> **The task**
Locate the word "населения" in the data below, then copy every line that holds it.
* begin Extracted material *
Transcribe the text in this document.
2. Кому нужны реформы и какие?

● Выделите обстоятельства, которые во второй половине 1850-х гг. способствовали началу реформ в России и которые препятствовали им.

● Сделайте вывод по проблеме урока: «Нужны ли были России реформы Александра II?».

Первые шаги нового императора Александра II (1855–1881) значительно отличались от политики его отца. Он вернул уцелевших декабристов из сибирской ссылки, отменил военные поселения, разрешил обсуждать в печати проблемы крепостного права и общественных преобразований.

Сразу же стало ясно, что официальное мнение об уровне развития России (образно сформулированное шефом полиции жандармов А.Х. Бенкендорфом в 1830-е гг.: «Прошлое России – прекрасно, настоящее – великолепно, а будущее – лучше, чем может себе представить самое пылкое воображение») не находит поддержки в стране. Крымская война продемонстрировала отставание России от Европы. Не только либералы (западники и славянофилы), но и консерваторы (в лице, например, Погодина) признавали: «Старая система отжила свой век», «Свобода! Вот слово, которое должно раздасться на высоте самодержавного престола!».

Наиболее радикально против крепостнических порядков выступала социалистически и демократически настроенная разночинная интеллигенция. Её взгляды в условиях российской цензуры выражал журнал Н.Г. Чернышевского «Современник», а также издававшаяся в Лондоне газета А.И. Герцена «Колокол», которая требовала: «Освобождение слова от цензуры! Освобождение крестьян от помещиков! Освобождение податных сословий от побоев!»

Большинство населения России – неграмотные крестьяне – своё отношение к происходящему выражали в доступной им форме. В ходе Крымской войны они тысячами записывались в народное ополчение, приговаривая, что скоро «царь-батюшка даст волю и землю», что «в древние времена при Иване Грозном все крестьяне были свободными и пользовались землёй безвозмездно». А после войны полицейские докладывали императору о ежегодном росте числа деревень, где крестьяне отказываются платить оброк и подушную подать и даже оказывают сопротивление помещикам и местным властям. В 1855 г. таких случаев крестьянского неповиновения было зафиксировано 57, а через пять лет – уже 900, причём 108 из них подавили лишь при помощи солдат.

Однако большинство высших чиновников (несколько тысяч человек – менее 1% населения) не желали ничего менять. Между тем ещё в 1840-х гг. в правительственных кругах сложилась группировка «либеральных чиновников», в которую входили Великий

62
* end Extracted material *
> **Correct response**
Большинство населения России – неграмотные крестьяне – своё отношение к происходящему выражали в доступной им форме. В ходе Крымской войны они тысячами записывались в народное ополчение, приговаривая, что скоро «царь-батюшка даст волю и землю», что «в древние времена при Иване Грозном все крестьяне были свободными и пользовались землёй безвозмездно». А после войны полицейские докладывали императору о ежегодном росте числа деревень, где крестьяне отказываются платить оброк и подушную подать и даже оказывают сопротивление помещикам и местным властям. В 1855 г. таких случаев крестьянского неповиновения было зафиксировано 57, а через пять лет – уже 900, причём 108 из них подавили лишь при помощи солдат.
Однако большинство высших чиновников (несколько тысяч человек – менее 1% населения) не желали ничего менять. Между тем ещё в 1840-х гг. в правительственных кругах сложилась группировка «либеральных чиновников», в которую входили Великий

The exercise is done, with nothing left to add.